Work out the number of lines containing "السمو". Give that number alone.

--

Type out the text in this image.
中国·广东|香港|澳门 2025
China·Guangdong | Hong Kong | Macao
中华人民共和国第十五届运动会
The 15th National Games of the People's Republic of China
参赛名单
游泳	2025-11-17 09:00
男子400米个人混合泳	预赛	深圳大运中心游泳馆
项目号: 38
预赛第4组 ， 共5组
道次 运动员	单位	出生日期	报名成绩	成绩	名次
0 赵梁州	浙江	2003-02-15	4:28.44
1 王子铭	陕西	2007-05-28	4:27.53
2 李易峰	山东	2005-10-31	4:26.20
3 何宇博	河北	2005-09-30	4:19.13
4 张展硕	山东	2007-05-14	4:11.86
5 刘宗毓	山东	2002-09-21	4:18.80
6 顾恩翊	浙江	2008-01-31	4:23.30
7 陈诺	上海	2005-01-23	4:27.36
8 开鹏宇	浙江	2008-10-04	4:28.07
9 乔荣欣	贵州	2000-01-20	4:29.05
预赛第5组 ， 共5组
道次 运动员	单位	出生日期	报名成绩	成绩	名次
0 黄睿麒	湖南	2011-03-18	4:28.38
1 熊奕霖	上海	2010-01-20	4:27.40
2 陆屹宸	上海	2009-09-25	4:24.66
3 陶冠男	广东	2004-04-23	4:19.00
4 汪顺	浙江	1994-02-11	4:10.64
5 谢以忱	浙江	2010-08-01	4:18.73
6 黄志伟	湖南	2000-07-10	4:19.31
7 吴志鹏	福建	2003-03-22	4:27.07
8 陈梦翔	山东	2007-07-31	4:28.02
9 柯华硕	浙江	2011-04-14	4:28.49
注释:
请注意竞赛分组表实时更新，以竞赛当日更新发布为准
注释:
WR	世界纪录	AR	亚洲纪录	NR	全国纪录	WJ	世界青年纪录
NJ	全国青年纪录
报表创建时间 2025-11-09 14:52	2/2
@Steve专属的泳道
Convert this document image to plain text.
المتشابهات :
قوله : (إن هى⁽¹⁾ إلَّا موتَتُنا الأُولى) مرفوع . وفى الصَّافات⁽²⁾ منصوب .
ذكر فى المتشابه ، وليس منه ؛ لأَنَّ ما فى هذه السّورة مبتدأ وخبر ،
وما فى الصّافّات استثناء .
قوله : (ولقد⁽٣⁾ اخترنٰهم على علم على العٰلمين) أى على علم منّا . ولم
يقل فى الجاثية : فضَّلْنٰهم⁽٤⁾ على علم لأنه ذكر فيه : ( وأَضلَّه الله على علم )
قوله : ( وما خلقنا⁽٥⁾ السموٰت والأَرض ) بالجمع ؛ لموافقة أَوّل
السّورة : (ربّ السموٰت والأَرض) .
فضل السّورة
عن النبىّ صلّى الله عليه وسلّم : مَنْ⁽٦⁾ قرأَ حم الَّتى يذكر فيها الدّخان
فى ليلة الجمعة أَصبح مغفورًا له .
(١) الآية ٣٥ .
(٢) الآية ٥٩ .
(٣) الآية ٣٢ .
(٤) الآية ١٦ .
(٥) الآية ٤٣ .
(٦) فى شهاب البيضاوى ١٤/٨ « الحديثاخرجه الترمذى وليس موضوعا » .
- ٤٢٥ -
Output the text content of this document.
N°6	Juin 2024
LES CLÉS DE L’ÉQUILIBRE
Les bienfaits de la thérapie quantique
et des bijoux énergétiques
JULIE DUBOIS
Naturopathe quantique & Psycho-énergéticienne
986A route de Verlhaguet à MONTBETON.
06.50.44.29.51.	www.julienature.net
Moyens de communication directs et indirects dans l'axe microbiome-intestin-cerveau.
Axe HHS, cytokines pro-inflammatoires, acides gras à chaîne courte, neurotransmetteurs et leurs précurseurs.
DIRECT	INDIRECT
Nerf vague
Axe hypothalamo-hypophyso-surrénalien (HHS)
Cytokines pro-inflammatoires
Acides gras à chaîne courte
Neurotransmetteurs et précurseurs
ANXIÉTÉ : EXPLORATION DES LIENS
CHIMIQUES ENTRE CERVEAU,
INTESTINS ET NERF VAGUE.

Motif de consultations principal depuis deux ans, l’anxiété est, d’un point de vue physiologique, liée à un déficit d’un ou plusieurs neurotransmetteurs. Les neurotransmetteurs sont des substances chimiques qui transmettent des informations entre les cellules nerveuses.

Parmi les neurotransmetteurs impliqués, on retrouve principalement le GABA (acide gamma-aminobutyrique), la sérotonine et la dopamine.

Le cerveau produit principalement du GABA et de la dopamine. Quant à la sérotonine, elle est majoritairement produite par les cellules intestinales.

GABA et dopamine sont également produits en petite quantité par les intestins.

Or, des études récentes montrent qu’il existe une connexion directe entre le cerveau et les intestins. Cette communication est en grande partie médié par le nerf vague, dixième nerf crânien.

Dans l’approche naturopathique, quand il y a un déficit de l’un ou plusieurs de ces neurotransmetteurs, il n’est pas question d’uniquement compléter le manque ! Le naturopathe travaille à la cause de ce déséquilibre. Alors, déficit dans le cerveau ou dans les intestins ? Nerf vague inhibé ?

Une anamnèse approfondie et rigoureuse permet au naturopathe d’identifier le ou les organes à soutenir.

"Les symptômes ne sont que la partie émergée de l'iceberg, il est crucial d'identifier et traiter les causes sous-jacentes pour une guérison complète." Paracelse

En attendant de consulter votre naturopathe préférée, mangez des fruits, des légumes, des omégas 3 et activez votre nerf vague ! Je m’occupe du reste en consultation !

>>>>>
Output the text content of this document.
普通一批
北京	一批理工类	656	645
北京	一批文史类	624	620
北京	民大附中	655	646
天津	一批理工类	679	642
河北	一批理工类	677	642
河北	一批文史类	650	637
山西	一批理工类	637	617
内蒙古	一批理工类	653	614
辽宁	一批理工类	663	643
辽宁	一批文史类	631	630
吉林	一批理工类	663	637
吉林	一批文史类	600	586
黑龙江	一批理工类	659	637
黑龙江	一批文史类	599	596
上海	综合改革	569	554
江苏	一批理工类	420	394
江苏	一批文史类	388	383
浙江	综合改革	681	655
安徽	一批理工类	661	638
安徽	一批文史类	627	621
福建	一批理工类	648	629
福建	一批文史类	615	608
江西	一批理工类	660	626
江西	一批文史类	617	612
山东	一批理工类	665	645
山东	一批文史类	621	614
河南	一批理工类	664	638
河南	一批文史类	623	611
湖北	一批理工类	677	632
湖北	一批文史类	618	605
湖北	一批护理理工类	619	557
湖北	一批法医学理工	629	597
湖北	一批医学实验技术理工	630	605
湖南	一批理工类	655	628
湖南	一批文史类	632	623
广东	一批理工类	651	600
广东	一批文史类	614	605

--

Result for this exercise:
2